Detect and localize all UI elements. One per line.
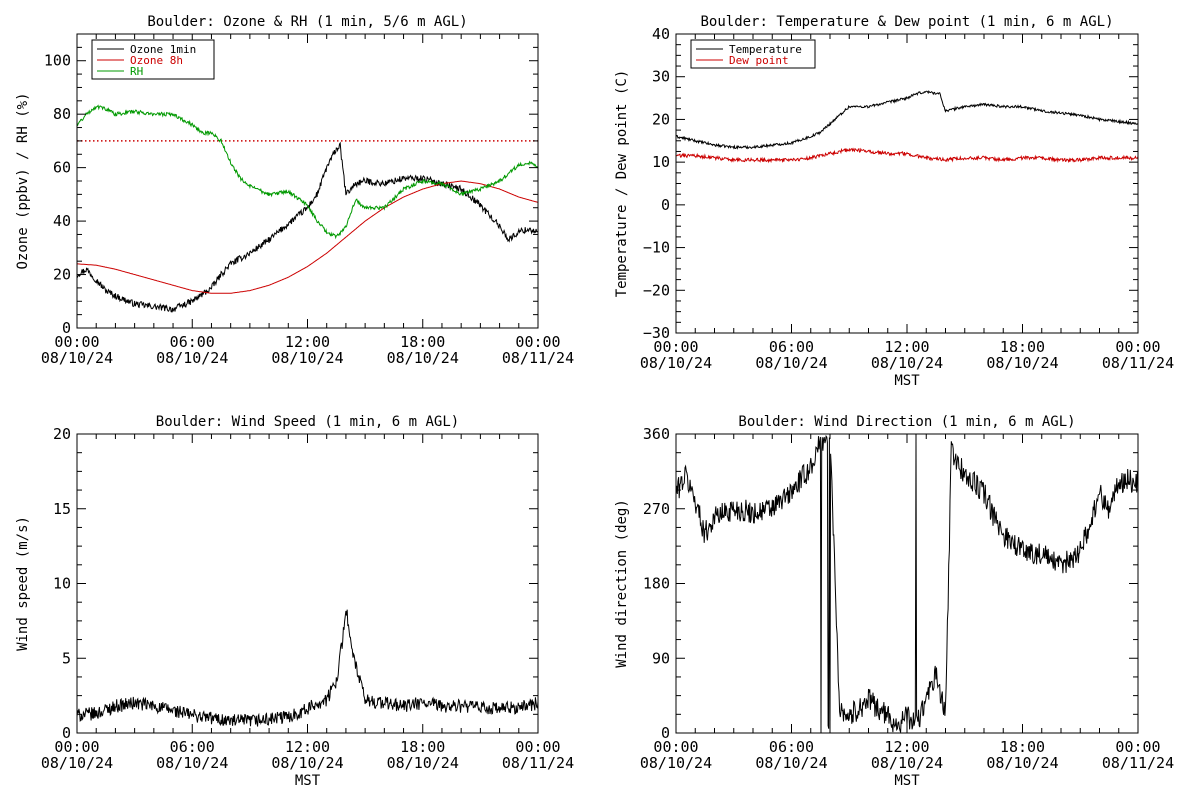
x-tick-time-label: 12:00 — [884, 738, 929, 756]
chart-title: Boulder: Wind Direction (1 min, 6 m AGL) — [738, 414, 1075, 430]
x-tick-date-label: 08/10/24 — [986, 754, 1058, 772]
x-tick-time-label: 12:00 — [285, 333, 330, 351]
legend-entry: Ozone 1min — [130, 43, 196, 56]
y-tick-label: 360 — [643, 425, 670, 443]
y-tick-label: 20 — [53, 425, 71, 443]
x-tick-date-label: 08/10/24 — [871, 754, 943, 772]
x-tick-date-label: 08/10/24 — [156, 754, 228, 772]
y-tick-label: 10 — [53, 575, 71, 593]
y-tick-label: 20 — [53, 266, 71, 284]
x-tick-time-label: 18:00 — [400, 738, 445, 756]
plot-frame — [675, 433, 1139, 734]
y-axis-label: Wind direction (deg) — [614, 499, 630, 668]
legend-box — [690, 39, 816, 69]
x-tick-time-label: 00:00 — [515, 333, 560, 351]
x-tick-time-label: 06:00 — [170, 738, 215, 756]
y-tick-label: 5 — [62, 649, 71, 667]
x-tick-date-label: 08/10/24 — [871, 354, 943, 372]
x-tick-time-label: 18:00 — [1000, 738, 1045, 756]
x-tick-time-label: 00:00 — [54, 333, 99, 351]
x-tick-time-label: 00:00 — [653, 738, 698, 756]
y-tick-label: −30 — [643, 324, 670, 342]
series-line-ozone-1min — [76, 141, 539, 313]
x-tick-date-label: 08/10/24 — [387, 349, 459, 367]
x-tick-date-label: 08/10/24 — [387, 754, 459, 772]
y-tick-label: −20 — [643, 281, 670, 299]
x-tick-time-label: 18:00 — [1000, 338, 1045, 356]
x-tick-time-label: 00:00 — [515, 738, 560, 756]
y-tick-label: 10 — [652, 153, 670, 171]
series-line-dew-point — [675, 147, 1139, 164]
y-tick-label: −10 — [643, 239, 670, 257]
x-tick-date-label: 08/11/24 — [502, 754, 574, 772]
y-tick-label: 40 — [53, 212, 71, 230]
y-tick-label: 90 — [652, 649, 670, 667]
series-line — [675, 434, 1139, 733]
x-tick-time-label: 06:00 — [769, 338, 814, 356]
legend-entry: Temperature — [729, 43, 802, 56]
legend-entry: RH — [130, 65, 143, 78]
y-tick-label: 270 — [643, 500, 670, 518]
x-tick-date-label: 08/10/24 — [271, 349, 343, 367]
y-tick-label: 0 — [62, 724, 71, 742]
x-tick-date-label: 08/10/24 — [41, 754, 113, 772]
x-tick-date-label: 08/10/24 — [755, 754, 827, 772]
chart-panel-3: Boulder: Wind Speed (1 min, 6 m AGL) 0 5 10… — [15, 414, 574, 789]
series-line-ozone-8h — [77, 180, 539, 294]
y-axis-label: Wind speed (m/s) — [15, 516, 31, 651]
chart-title: Boulder: Wind Speed (1 min, 6 m AGL) — [156, 414, 459, 430]
chart-panel-2: Boulder: Temperature & Dew point (1 min,… — [614, 14, 1174, 389]
x-tick-time-label: 00:00 — [1115, 338, 1160, 356]
legend-entry: Ozone 8h — [130, 54, 183, 67]
y-tick-label: 0 — [62, 319, 71, 337]
series-line-rh — [76, 104, 539, 240]
series-line-temperature — [675, 90, 1139, 150]
y-tick-label: 0 — [661, 724, 670, 742]
series-line — [76, 609, 539, 727]
y-tick-label: 0 — [661, 196, 670, 214]
x-tick-date-label: 08/10/24 — [271, 754, 343, 772]
plot-frame — [675, 33, 1139, 334]
y-tick-label: 100 — [44, 52, 71, 70]
x-tick-time-label: 06:00 — [769, 738, 814, 756]
y-tick-label: 40 — [652, 25, 670, 43]
x-tick-date-label: 08/10/24 — [640, 754, 712, 772]
x-tick-date-label: 08/10/24 — [640, 354, 712, 372]
x-tick-time-label: 12:00 — [884, 338, 929, 356]
x-tick-date-label: 08/11/24 — [502, 349, 574, 367]
x-tick-date-label: 08/11/24 — [1102, 354, 1174, 372]
x-tick-time-label: 18:00 — [400, 333, 445, 351]
chart-panel-4: Boulder: Wind Direction (1 min, 6 m AGL)… — [614, 414, 1174, 789]
y-axis-label: Ozone (ppbv) / RH (%) — [15, 92, 31, 269]
x-tick-time-label: 00:00 — [653, 338, 698, 356]
x-tick-date-label: 08/10/24 — [156, 349, 228, 367]
chart-title: Boulder: Ozone & RH (1 min, 5/6 m AGL) — [147, 14, 467, 30]
x-tick-date-label: 08/10/24 — [755, 354, 827, 372]
x-axis-label: MST — [894, 773, 920, 789]
x-tick-date-label: 08/10/24 — [986, 354, 1058, 372]
plot-frame — [76, 433, 539, 734]
chart-title: Boulder: Temperature & Dew point (1 min,… — [700, 14, 1113, 30]
legend-entry: Dew point — [729, 54, 789, 67]
y-axis-label: Temperature / Dew point (C) — [614, 70, 630, 298]
x-axis-label: MST — [894, 373, 920, 389]
x-tick-date-label: 08/10/24 — [41, 349, 113, 367]
x-axis-label: MST — [295, 773, 321, 789]
y-tick-label: 180 — [643, 575, 670, 593]
x-tick-time-label: 00:00 — [1115, 738, 1160, 756]
x-tick-time-label: 06:00 — [170, 333, 215, 351]
y-tick-label: 20 — [652, 110, 670, 128]
y-tick-label: 30 — [652, 68, 670, 86]
y-tick-label: 15 — [53, 500, 71, 518]
x-tick-date-label: 08/11/24 — [1102, 754, 1174, 772]
x-tick-time-label: 00:00 — [54, 738, 99, 756]
chart-panel-1: Boulder: Ozone & RH (1 min, 5/6 m AGL) 0 2… — [15, 14, 574, 367]
y-tick-label: 80 — [53, 105, 71, 123]
y-tick-label: 60 — [53, 159, 71, 177]
x-tick-time-label: 12:00 — [285, 738, 330, 756]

WHAT YOU SHOULD DO:
Reproduce the lines of the material above without alteration, beginning with the line that contains "x-tick-time-label: 12:00 — [884, 738, 929, 756]" and ending with the line that contains "x-tick-time-label: 18:00 — [400, 738, 445, 756]", both included.

ANSWER FOR THE TASK:
x-tick-time-label: 12:00 — [884, 738, 929, 756]
chart-title: Boulder: Wind Direction (1 min, 6 m AGL) — [738, 414, 1075, 430]
x-tick-date-label: 08/10/24 — [986, 754, 1058, 772]
x-tick-time-label: 12:00 — [285, 333, 330, 351]
legend-entry: Ozone 1min — [130, 43, 196, 56]
y-tick-label: 360 — [643, 425, 670, 443]
y-tick-label: 20 — [53, 425, 71, 443]
x-tick-date-label: 08/10/24 — [871, 754, 943, 772]
x-tick-date-label: 08/10/24 — [156, 754, 228, 772]
y-tick-label: 10 — [53, 575, 71, 593]
y-tick-label: 20 — [53, 266, 71, 284]
x-tick-time-label: 18:00 — [400, 738, 445, 756]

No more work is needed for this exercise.